_Selected excerpt_:
☆ ☆ ☆ ☆

A leading rights group on Tuesday called for loggers to be "thrown out" of a remote part of the Peruvian Amazon following recent sightings of people belonging to what is believed to be the world's largest uncontacted Indigenous tribe.
London-based Survival International published video and photos of dozens of Mashco-Piro people taken near the village of Monte Salvado in southeastern Peru near the Brazilian border. The group said that in recent days, more than 50 Mashco-Piro have appeared near the village, which is inhabited by the related Yine people. A group of 17 Mashco-Piro were also recently sighted near the neighboring village of Puerto Nuevo.
Several logging companies are operating within just a few miles of where the Mascho-Piro were spotted. One company operating inside Mashco-Piro territory, Canalaes Tahuamanu, has laid more than 120 miles of road there to facilitate timber extraction. The company is certified by the Forest Stewardship Council as a sustainable and ethical operator, even though it is known to be felling trees inside Mashco-Piro territory. Survival International is calling on the FSC to withdraw its certification.
"This is a humanitarian disaster in the making—it's absolutely vital that the loggers are thrown out, and the Mashco-Piro's territory is properly protected at last," Survival International director Caroline Pearce said in a statement Tuesday. "The FSC must cancel its certification of Canales Tahuamanu immediately—failure to do so will make a mockery of the entire certification system."
Alfredo Vargas Pio, president of the local Indigenous group Native Federation of the RÃo Madre and its Tributaries, called the new photographs "irrefutable evidence that many Mashco-Piro live in this area, which the government has not only failed to protect, but sold off to logging companies."
"The logging workers could bring in new diseases which would wipe out the Mashco-Piro, and there's also a risk of violence on either side," he added, "so it's very important that the territorial rights of the Mashco-Piro are recognized and protected in law."

☆ ☆ ☆ ☆

_Exercise instructions_:
- 1) According to the article on the Mashco-Piro sightings, how many Mashco-Piro people appeared near the village of Monte Salvado in recent days?
- 2) Carry on the article about the Mashco-Piro sightings in Peru from the point where it stops.

☆ ☆ ☆ ☆

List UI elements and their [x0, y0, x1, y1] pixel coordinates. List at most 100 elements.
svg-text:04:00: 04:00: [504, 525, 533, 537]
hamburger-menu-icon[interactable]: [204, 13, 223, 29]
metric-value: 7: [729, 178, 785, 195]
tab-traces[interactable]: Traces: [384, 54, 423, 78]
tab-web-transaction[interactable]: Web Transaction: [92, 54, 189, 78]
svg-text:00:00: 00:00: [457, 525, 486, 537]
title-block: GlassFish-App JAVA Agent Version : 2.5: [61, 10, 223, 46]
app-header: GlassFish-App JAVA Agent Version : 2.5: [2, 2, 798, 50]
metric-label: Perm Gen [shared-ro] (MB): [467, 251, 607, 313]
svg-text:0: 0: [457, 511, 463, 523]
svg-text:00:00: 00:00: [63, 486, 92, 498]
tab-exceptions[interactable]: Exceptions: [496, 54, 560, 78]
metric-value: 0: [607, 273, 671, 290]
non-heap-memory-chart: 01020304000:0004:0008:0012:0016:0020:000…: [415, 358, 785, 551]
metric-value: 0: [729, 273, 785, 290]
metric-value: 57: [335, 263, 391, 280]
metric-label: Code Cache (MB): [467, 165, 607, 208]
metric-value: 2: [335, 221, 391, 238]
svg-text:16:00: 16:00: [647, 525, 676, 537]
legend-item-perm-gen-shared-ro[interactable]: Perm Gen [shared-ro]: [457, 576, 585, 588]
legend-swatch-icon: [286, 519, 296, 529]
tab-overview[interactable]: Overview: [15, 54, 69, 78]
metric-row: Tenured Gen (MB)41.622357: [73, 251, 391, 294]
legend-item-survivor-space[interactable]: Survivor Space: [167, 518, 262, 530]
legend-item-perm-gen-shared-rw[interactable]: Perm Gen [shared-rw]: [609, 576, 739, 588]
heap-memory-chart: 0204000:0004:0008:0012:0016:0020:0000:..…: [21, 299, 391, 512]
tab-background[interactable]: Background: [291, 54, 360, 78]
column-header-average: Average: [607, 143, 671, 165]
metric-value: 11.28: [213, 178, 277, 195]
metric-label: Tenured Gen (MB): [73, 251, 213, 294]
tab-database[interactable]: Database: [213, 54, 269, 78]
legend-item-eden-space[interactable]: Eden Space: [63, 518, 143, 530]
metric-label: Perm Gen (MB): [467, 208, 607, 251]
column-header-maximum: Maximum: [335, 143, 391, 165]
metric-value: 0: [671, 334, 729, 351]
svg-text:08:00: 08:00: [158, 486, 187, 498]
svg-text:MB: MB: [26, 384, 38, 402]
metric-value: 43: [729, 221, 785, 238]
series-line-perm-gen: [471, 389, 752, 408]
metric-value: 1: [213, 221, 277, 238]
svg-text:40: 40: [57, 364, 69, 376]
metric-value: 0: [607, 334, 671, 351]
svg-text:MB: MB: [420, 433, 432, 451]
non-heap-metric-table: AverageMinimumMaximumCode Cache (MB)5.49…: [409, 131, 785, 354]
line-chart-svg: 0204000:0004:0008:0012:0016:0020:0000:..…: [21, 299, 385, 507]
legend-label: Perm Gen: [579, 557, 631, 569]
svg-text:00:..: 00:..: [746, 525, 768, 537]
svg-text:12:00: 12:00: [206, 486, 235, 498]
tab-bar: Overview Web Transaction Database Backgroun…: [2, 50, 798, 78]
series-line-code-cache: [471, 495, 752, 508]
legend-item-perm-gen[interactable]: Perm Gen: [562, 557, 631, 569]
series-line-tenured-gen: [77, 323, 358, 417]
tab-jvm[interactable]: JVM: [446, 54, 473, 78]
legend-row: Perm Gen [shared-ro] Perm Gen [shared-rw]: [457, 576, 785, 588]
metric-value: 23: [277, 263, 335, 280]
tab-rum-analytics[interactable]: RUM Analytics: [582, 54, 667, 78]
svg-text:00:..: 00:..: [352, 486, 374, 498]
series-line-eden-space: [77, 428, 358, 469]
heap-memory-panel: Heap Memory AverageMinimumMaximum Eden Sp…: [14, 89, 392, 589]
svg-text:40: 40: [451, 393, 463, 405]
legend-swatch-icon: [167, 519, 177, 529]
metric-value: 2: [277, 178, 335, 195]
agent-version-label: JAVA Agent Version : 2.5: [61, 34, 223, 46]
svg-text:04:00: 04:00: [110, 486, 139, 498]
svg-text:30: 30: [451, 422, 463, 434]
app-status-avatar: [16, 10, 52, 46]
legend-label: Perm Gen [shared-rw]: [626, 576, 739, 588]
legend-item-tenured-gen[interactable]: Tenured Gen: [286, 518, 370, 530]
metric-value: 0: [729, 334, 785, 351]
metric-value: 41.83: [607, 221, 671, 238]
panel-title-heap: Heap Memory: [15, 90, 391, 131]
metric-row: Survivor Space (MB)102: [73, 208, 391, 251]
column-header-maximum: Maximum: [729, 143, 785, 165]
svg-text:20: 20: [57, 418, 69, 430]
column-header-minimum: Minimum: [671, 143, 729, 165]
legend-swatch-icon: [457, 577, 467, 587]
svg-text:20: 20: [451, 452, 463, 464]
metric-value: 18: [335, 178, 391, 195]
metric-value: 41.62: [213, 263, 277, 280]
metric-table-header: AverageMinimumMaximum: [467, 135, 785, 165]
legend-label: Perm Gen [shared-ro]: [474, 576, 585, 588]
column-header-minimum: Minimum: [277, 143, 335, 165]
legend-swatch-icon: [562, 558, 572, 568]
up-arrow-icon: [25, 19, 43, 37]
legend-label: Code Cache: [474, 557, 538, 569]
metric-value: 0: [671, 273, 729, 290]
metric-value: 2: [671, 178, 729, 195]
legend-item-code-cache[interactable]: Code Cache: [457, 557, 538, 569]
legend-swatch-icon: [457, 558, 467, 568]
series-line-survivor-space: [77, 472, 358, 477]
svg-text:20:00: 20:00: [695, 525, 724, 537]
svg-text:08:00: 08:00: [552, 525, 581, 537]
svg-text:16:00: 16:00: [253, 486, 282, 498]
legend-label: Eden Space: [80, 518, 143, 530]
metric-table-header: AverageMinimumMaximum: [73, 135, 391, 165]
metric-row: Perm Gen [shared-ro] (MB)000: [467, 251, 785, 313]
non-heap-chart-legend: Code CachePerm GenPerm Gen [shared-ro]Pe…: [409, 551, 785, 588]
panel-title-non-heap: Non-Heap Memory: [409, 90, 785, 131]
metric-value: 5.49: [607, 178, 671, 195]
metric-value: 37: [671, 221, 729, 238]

☆ ☆ ☆ ☆

_Responses by task_:
- 1) More than 50.

- 2)
In 2014, Peruvian authorities evacuated residents from Monte Salvado by boat after around 200 Mashco-Piro armed with bows and arrows raided the village, killing livestock and pets and taking food and tools. In 2022, Mashco-Piro members killed 21-year-old Peruvian logger Gean del Aguila and wounded another man with arrows as they fished on the Tahuamanu River.
In the 1890s most Mashco-Piro were either enslaved or exterminated by private mercenaries hired by self-described Peruvian "Rubber King" Carlos Fitzcarrald—immortalized in the 1982 Werner Herzog film Fitzcarraldo. Surviving Mashco-Piro fled deeper into the Amazon and avoided contact with most outsiders. They fiercely defended their territory from intruders. However, in recent decades, loggers have penetrated and exploited Mascho-Piro lands.
There are believed to be more than 750 Mascho-Piro living in Peru. They sometimes cross the border into Brazil.
"They flee from loggers on the Peruvian side. At this time of the year they appear on the beaches to take tracajá eggs," Rosa Padilha of the Indigenous Missionary Council in the Brazilian state of Acre told The Guardian, referring to a species of Amazon turtle.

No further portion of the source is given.